◆ STATED EXERCISE: Your task is to repeat the lines below exactly, excluding any pictures they contain.

◆ DATASET EXCERPTS:
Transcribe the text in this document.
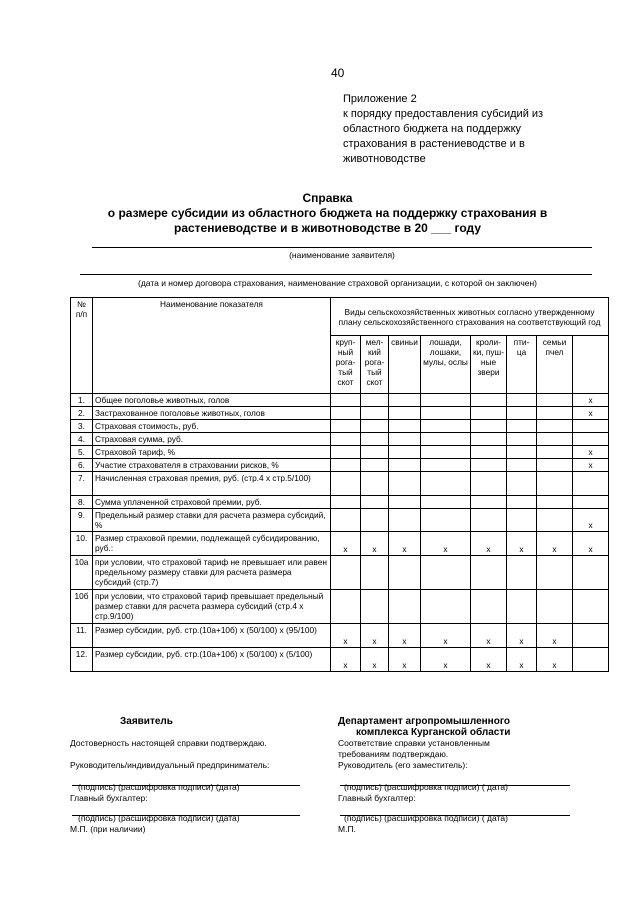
40
Приложение 2
к порядку предоставления субсидий из
областного бюджета на поддержку
страхования в растениеводстве и в
животноводстве
Справка
о размере субсидии из областного бюджета на поддержку страхования в
растениеводстве и в животноводстве в 20 ___ году
(наименование заявителя)
(дата и номер договора страхования, наименование страховой организации, с которой он заключен)
№ п/п	Наименование показателя	Виды сельскохозяйственных животных согласно утвержденному плану сельскохозяйственного страхования на соответствующий год							
		круп-ный рога-тый скот	мел-кий рога-тый скот	свиньи	лошади, лошаки, мулы, ослы	кроли-ки, пуш-ные звери	пти-ца	семьи пчел	
1.	Общее поголовье животных, голов								x
2.	Застрахованное поголовье животных, голов								x
3.	Страховая стоимость, руб.								
4.	Страховая сумма, руб.								
5.	Страховой тариф, %								x
6.	Участие страхователя в страховании рисков, %								x
7.	Начисленная страховая премия, руб. (стр.4 х стр.5/100)								
8.	Сумма уплаченной страховой премии, руб.								
9.	Предельный размер ставки для расчета размера субсидий, %								x
10.	Размер страховой премии, подлежащей субсидированию, руб.:	x	x	x	x	x	x	x	x
10а	при условии, что страховой тариф не превышает или равен предельному размеру ставки для расчета размера субсидий (стр.7)								
10б	при условии, что страховой тариф превышает предельный размер ставки для расчета размера субсидий (стр.4 х стр.9/100)								
11.	Размер субсидии, руб. стр.(10а+10б) х (50/100) х (95/100)	x	x	x	x	x	x	x	
12.	Размер субсидии, руб. стр.(10а+10б) х (50/100) х (5/100)	x	x	x	x	x	x	x	
Заявитель
Достоверность настоящей справки подтверждаю.
Руководитель/индивидуальный предприниматель:
(подпись) (расшифровка подписи) (дата)
Главный бухгалтер:
(подпись) (расшифровка подписи) (дата)
М.П. (при наличии)
Департамент агропромышленного
комплекса Курганской области
Соответствие справки установленным
требованиям подтверждаю.
Руководитель (его заместитель):
(подпись) (расшифровка подписи) ( дата)
Главный бухгалтер:
(подпись) (расшифровка подписи) ( дата)
М.П.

◆ RESPONSE TO THE EXERCISE:
Transcribe the text in this document.
40
Приложение 2
к порядку предоставления субсидий из
областного бюджета на поддержку
страхования в растениеводстве и в
животноводстве
Справка
о размере субсидии из областного бюджета на поддержку страхования в
растениеводстве и в животноводстве в 20 ___ году
(наименование заявителя)
(дата и номер договора страхования, наименование страховой организации, с которой он заключен)
№ п/п	Наименование показателя	Виды сельскохозяйственных животных согласно утвержденному плану сельскохозяйственного страхования на соответствующий год							
		круп-ный рога-тый скот	мел-кий рога-тый скот	свиньи	лошади, лошаки, мулы, ослы	кроли-ки, пуш-ные звери	пти-ца	семьи пчел	
1.	Общее поголовье животных, голов								x
2.	Застрахованное поголовье животных, голов								x
3.	Страховая стоимость, руб.								
4.	Страховая сумма, руб.								
5.	Страховой тариф, %								x
6.	Участие страхователя в страховании рисков, %								x
7.	Начисленная страховая премия, руб. (стр.4 х стр.5/100)								
8.	Сумма уплаченной страховой премии, руб.								
9.	Предельный размер ставки для расчета размера субсидий, %								x
10.	Размер страховой премии, подлежащей субсидированию, руб.:	x	x	x	x	x	x	x	x
10а	при условии, что страховой тариф не превышает или равен предельному размеру ставки для расчета размера субсидий (стр.7)								
10б	при условии, что страховой тариф превышает предельный размер ставки для расчета размера субсидий (стр.4 х стр.9/100)								
11.	Размер субсидии, руб. стр.(10а+10б) х (50/100) х (95/100)	x	x	x	x	x	x	x	
12.	Размер субсидии, руб. стр.(10а+10б) х (50/100) х (5/100)	x	x	x	x	x	x	x	
Заявитель
Достоверность настоящей справки подтверждаю.
Руководитель/индивидуальный предприниматель:
(подпись) (расшифровка подписи) (дата)
Главный бухгалтер:
(подпись) (расшифровка подписи) (дата)
М.П. (при наличии)
Департамент агропромышленного
комплекса Курганской области
Соответствие справки установленным
требованиям подтверждаю.
Руководитель (его заместитель):
(подпись) (расшифровка подписи) ( дата)
Главный бухгалтер:
(подпись) (расшифровка подписи) ( дата)
М.П.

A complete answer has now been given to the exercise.